Directions for this task: Report every line from the material that contains the word "About".

Dataset content:
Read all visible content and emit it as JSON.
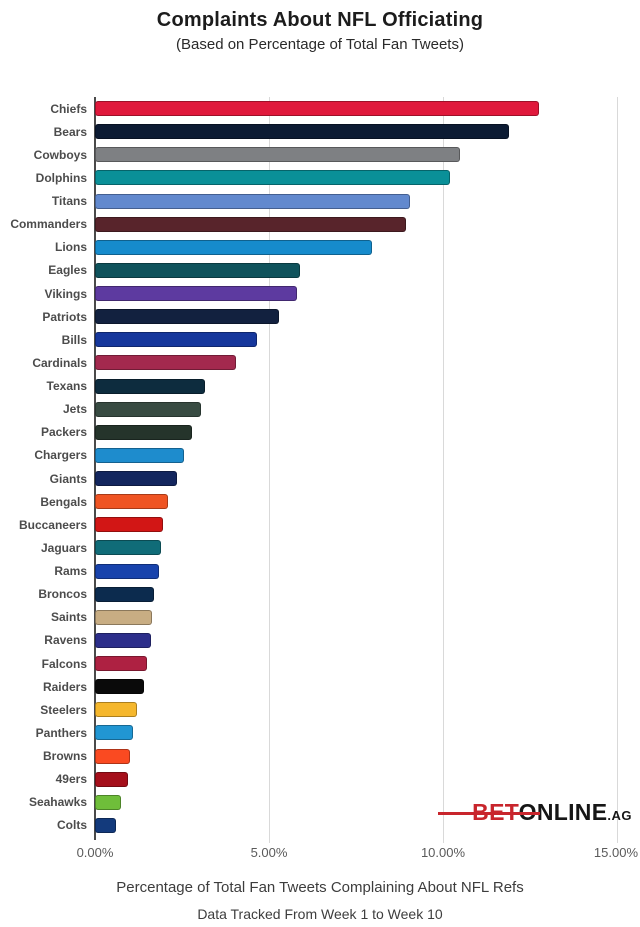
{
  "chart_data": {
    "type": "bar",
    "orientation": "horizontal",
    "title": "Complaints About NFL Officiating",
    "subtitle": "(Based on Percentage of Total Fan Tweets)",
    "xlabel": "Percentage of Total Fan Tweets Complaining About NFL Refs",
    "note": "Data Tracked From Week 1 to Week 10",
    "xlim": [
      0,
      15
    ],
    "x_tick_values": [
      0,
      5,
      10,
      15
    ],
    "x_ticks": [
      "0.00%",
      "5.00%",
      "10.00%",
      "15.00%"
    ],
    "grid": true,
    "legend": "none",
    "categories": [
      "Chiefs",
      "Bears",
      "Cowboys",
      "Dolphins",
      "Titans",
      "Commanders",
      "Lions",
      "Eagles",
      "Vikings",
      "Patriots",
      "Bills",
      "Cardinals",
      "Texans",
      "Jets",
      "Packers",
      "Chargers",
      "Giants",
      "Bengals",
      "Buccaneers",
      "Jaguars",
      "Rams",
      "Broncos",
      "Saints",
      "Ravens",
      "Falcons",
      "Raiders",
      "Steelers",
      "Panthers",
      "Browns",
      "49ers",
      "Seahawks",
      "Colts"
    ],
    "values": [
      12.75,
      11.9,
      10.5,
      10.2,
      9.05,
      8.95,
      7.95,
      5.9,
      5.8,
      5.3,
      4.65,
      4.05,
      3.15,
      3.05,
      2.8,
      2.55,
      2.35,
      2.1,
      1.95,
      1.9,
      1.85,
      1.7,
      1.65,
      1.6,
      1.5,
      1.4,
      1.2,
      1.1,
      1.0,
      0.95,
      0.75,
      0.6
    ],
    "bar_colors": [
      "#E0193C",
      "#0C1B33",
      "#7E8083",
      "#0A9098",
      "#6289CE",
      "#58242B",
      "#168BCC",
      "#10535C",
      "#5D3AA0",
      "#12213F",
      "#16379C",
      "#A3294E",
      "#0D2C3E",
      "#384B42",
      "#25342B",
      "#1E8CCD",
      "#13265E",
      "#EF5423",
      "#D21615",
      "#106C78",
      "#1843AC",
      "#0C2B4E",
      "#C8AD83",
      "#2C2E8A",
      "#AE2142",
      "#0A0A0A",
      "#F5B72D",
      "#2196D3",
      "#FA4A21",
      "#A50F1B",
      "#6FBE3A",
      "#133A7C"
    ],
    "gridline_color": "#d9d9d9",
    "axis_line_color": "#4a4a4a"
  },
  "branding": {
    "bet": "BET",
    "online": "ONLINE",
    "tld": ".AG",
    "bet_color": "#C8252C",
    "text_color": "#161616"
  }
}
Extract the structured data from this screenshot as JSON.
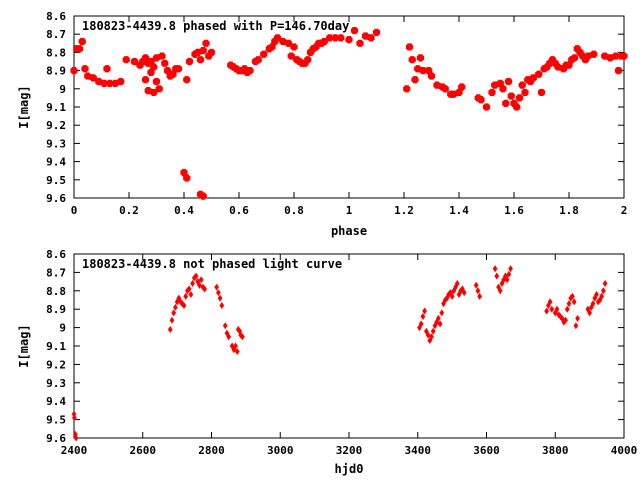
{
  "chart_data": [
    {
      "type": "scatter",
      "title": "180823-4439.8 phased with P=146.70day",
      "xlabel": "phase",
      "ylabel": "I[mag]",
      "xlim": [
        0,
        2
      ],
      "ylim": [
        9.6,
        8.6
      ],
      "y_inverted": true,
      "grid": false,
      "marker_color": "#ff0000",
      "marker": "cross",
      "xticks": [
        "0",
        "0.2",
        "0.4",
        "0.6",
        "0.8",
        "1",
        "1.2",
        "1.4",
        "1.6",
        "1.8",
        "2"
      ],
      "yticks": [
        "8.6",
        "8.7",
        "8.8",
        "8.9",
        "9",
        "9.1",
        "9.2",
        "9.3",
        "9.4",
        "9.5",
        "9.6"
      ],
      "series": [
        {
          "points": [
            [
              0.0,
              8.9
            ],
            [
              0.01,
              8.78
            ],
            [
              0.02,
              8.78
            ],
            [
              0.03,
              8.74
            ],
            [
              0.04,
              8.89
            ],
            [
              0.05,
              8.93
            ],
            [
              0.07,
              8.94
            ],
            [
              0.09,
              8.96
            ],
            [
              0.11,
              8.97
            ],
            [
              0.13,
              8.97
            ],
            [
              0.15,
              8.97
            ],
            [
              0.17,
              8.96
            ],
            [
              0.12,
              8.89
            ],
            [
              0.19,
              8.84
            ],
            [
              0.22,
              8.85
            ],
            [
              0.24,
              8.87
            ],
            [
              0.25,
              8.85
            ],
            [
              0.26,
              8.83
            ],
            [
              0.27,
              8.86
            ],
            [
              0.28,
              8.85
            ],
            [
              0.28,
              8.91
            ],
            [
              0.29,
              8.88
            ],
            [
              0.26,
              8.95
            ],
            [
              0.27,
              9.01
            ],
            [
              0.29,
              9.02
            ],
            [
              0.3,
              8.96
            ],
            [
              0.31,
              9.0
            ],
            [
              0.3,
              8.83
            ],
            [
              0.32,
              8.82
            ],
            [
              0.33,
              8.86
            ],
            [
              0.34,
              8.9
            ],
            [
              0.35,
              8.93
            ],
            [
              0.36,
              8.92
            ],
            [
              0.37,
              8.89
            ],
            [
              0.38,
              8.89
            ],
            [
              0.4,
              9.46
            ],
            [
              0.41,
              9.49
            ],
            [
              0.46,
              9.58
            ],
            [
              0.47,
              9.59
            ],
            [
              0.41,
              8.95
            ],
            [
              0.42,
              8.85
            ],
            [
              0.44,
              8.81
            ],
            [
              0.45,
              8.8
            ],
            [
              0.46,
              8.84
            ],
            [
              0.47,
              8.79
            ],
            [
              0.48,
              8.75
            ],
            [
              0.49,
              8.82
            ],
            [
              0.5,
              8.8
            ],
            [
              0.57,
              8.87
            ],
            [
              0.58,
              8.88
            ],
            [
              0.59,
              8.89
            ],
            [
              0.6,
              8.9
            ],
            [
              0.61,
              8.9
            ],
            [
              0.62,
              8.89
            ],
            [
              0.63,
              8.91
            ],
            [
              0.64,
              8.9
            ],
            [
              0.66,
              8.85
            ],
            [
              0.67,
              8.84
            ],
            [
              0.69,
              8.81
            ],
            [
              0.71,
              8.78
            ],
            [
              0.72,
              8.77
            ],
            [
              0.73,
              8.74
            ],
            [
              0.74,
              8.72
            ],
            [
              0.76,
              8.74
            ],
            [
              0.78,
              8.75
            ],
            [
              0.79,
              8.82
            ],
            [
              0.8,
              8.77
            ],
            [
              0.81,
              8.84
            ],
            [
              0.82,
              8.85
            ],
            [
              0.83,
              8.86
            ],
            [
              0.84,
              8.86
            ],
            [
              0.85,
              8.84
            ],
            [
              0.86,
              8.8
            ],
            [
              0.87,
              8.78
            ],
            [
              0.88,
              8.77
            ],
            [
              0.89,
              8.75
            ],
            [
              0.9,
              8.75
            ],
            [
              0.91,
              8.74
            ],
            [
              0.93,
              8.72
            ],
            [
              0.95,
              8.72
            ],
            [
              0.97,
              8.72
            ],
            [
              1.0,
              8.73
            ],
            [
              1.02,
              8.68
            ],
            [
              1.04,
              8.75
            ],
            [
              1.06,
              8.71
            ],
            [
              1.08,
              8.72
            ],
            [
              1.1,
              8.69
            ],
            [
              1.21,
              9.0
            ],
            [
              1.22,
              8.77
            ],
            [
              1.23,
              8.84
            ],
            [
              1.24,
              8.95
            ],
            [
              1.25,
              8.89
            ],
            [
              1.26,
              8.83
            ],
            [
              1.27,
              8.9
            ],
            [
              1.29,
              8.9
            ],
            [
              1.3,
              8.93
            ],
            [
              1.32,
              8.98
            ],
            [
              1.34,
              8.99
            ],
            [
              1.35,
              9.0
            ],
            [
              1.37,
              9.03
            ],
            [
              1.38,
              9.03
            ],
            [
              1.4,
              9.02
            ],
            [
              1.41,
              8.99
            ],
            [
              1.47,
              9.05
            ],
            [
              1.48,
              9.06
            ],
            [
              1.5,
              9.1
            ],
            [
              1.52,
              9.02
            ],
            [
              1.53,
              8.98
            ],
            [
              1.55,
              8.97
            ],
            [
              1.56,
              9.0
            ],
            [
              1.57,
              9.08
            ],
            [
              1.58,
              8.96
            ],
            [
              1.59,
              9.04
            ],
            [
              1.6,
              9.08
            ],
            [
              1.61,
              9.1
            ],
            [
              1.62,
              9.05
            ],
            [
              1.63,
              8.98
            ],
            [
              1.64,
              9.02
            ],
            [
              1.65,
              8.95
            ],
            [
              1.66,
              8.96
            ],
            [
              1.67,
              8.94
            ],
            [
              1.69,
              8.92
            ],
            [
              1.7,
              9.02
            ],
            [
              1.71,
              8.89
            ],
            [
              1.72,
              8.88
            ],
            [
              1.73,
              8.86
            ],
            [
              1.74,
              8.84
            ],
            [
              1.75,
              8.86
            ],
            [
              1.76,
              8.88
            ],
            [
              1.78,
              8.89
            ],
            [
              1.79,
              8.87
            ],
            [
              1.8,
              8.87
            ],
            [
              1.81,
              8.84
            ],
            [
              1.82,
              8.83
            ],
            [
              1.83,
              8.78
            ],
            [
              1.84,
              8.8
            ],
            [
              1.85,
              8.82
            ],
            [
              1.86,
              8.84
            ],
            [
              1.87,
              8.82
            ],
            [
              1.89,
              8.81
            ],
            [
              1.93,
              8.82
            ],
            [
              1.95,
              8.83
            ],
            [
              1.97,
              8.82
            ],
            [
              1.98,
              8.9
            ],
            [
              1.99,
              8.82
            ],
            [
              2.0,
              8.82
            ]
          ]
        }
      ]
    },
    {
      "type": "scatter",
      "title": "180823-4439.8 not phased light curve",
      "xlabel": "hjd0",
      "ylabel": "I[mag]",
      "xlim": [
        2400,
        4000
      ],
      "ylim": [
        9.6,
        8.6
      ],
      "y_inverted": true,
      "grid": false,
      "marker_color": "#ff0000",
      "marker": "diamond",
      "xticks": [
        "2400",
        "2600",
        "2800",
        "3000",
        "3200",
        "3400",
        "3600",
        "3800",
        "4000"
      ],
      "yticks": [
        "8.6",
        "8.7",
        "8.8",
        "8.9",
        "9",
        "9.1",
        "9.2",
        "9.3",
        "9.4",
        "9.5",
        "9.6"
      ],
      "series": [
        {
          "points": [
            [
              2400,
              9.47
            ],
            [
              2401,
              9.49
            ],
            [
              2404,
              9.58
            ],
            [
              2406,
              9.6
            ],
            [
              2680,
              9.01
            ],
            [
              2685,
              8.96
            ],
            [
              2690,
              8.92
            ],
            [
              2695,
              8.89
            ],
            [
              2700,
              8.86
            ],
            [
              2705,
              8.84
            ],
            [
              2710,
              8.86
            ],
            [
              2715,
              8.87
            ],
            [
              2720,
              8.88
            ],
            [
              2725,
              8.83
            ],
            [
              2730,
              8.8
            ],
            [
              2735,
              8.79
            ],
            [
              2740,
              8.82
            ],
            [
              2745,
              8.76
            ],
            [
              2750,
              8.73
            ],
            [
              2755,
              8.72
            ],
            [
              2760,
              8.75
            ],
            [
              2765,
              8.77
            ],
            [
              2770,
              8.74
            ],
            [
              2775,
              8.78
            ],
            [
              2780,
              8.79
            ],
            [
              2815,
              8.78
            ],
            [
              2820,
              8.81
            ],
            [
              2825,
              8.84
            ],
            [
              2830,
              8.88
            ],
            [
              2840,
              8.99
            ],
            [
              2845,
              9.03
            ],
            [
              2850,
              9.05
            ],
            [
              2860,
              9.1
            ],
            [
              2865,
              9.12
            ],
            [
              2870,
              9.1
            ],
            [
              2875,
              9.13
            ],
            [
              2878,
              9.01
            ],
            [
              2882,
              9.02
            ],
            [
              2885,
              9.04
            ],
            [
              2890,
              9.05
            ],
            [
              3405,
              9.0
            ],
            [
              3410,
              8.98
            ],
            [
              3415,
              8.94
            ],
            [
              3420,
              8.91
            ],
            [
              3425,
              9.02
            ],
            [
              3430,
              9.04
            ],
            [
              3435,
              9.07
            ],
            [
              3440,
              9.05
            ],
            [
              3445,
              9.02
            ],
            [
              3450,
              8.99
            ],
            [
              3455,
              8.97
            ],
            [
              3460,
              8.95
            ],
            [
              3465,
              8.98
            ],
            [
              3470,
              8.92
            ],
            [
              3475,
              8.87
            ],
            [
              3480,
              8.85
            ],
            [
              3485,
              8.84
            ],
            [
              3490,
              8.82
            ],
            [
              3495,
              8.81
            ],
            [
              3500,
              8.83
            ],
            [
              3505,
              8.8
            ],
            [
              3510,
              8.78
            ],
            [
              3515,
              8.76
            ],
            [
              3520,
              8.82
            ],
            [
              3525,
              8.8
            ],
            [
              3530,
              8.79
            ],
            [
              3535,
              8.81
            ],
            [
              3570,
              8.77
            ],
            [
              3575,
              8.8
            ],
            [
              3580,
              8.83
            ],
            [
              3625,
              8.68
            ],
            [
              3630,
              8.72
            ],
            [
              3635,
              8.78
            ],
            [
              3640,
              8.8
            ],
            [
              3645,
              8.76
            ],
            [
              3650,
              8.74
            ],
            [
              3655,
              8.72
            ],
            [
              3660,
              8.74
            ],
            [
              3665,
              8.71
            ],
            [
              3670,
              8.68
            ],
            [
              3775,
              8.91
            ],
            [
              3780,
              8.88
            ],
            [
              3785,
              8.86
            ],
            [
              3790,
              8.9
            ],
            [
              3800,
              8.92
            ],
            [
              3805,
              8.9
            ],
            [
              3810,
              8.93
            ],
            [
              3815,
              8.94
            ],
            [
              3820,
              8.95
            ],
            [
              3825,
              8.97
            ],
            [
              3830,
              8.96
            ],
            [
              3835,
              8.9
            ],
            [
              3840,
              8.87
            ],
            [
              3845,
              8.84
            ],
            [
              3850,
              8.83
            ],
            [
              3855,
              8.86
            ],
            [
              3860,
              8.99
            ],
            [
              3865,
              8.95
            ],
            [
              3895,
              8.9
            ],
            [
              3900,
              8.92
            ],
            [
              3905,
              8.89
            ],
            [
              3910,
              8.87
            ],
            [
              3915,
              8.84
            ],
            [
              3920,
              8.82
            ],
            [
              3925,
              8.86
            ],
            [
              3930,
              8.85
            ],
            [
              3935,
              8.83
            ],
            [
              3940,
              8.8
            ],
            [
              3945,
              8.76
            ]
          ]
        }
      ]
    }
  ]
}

Task solution:
    "title": "Complaints About NFL Officiating",
    "xlabel": "Percentage of Total Fan Tweets Complaining About NFL Refs",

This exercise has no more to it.